- _Set exercise_
All of the records below should be output exactly.

[Stored records]

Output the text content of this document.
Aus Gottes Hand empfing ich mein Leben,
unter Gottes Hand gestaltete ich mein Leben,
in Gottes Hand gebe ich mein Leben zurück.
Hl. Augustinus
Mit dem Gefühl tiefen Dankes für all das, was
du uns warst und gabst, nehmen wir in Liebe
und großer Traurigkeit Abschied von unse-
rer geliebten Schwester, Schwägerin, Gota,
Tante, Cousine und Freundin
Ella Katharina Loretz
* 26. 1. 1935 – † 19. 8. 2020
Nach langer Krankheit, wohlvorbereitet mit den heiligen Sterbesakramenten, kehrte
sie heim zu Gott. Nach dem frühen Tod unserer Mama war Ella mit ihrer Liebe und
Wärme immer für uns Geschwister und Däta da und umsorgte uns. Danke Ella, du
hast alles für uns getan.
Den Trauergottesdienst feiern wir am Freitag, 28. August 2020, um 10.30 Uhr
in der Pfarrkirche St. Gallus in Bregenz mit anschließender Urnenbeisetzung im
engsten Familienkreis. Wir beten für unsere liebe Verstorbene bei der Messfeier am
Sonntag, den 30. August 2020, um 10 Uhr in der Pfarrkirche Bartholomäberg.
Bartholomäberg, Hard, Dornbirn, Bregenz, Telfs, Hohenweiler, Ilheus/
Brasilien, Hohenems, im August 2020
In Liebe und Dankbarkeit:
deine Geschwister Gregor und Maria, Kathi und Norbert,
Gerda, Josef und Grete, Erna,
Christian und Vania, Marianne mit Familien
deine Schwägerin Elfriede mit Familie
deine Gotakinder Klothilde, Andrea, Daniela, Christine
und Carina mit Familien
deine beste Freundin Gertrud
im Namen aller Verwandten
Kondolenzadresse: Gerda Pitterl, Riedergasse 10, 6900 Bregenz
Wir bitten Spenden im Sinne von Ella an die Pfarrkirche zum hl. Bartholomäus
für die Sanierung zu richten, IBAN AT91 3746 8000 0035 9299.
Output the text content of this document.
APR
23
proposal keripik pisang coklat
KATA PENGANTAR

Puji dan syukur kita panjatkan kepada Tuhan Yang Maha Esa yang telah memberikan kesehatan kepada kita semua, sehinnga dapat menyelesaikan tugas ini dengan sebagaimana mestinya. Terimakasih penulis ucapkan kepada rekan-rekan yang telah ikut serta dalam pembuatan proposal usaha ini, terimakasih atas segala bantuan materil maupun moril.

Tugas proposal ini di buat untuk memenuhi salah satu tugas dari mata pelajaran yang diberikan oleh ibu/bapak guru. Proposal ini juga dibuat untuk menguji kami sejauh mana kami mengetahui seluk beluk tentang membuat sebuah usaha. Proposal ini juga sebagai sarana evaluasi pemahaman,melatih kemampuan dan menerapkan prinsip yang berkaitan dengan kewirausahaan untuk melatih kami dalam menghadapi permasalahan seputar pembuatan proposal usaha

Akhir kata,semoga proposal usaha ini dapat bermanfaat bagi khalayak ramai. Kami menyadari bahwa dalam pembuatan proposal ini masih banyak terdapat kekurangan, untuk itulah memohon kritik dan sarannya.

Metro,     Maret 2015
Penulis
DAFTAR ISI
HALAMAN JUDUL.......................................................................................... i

- _Complete response_
Output the text content of this document.
Aus Gottes Hand empfing ich mein Leben,
unter Gottes Hand gestaltete ich mein Leben,
in Gottes Hand gebe ich mein Leben zurück.
Hl. Augustinus
Mit dem Gefühl tiefen Dankes für all das, was
du uns warst und gabst, nehmen wir in Liebe
und großer Traurigkeit Abschied von unse-
rer geliebten Schwester, Schwägerin, Gota,
Tante, Cousine und Freundin
Ella Katharina Loretz
* 26. 1. 1935 – † 19. 8. 2020
Nach langer Krankheit, wohlvorbereitet mit den heiligen Sterbesakramenten, kehrte
sie heim zu Gott. Nach dem frühen Tod unserer Mama war Ella mit ihrer Liebe und
Wärme immer für uns Geschwister und Däta da und umsorgte uns. Danke Ella, du
hast alles für uns getan.
Den Trauergottesdienst feiern wir am Freitag, 28. August 2020, um 10.30 Uhr
in der Pfarrkirche St. Gallus in Bregenz mit anschließender Urnenbeisetzung im
engsten Familienkreis. Wir beten für unsere liebe Verstorbene bei der Messfeier am
Sonntag, den 30. August 2020, um 10 Uhr in der Pfarrkirche Bartholomäberg.
Bartholomäberg, Hard, Dornbirn, Bregenz, Telfs, Hohenweiler, Ilheus/
Brasilien, Hohenems, im August 2020
In Liebe und Dankbarkeit:
deine Geschwister Gregor und Maria, Kathi und Norbert,
Gerda, Josef und Grete, Erna,
Christian und Vania, Marianne mit Familien
deine Schwägerin Elfriede mit Familie
deine Gotakinder Klothilde, Andrea, Daniela, Christine
und Carina mit Familien
deine beste Freundin Gertrud
im Namen aller Verwandten
Kondolenzadresse: Gerda Pitterl, Riedergasse 10, 6900 Bregenz
Wir bitten Spenden im Sinne von Ella an die Pfarrkirche zum hl. Bartholomäus
für die Sanierung zu richten, IBAN AT91 3746 8000 0035 9299.
Output the text content of this document.
APR
23
proposal keripik pisang coklat
KATA PENGANTAR

Puji dan syukur kita panjatkan kepada Tuhan Yang Maha Esa yang telah memberikan kesehatan kepada kita semua, sehinnga dapat menyelesaikan tugas ini dengan sebagaimana mestinya. Terimakasih penulis ucapkan kepada rekan-rekan yang telah ikut serta dalam pembuatan proposal usaha ini, terimakasih atas segala bantuan materil maupun moril.

Tugas proposal ini di buat untuk memenuhi salah satu tugas dari mata pelajaran yang diberikan oleh ibu/bapak guru. Proposal ini juga dibuat untuk menguji kami sejauh mana kami mengetahui seluk beluk tentang membuat sebuah usaha. Proposal ini juga sebagai sarana evaluasi pemahaman,melatih kemampuan dan menerapkan prinsip yang berkaitan dengan kewirausahaan untuk melatih kami dalam menghadapi permasalahan seputar pembuatan proposal usaha

Akhir kata,semoga proposal usaha ini dapat bermanfaat bagi khalayak ramai. Kami menyadari bahwa dalam pembuatan proposal ini masih banyak terdapat kekurangan, untuk itulah memohon kritik dan sarannya.

Metro,     Maret 2015
Penulis
DAFTAR ISI
HALAMAN JUDUL.......................................................................................... i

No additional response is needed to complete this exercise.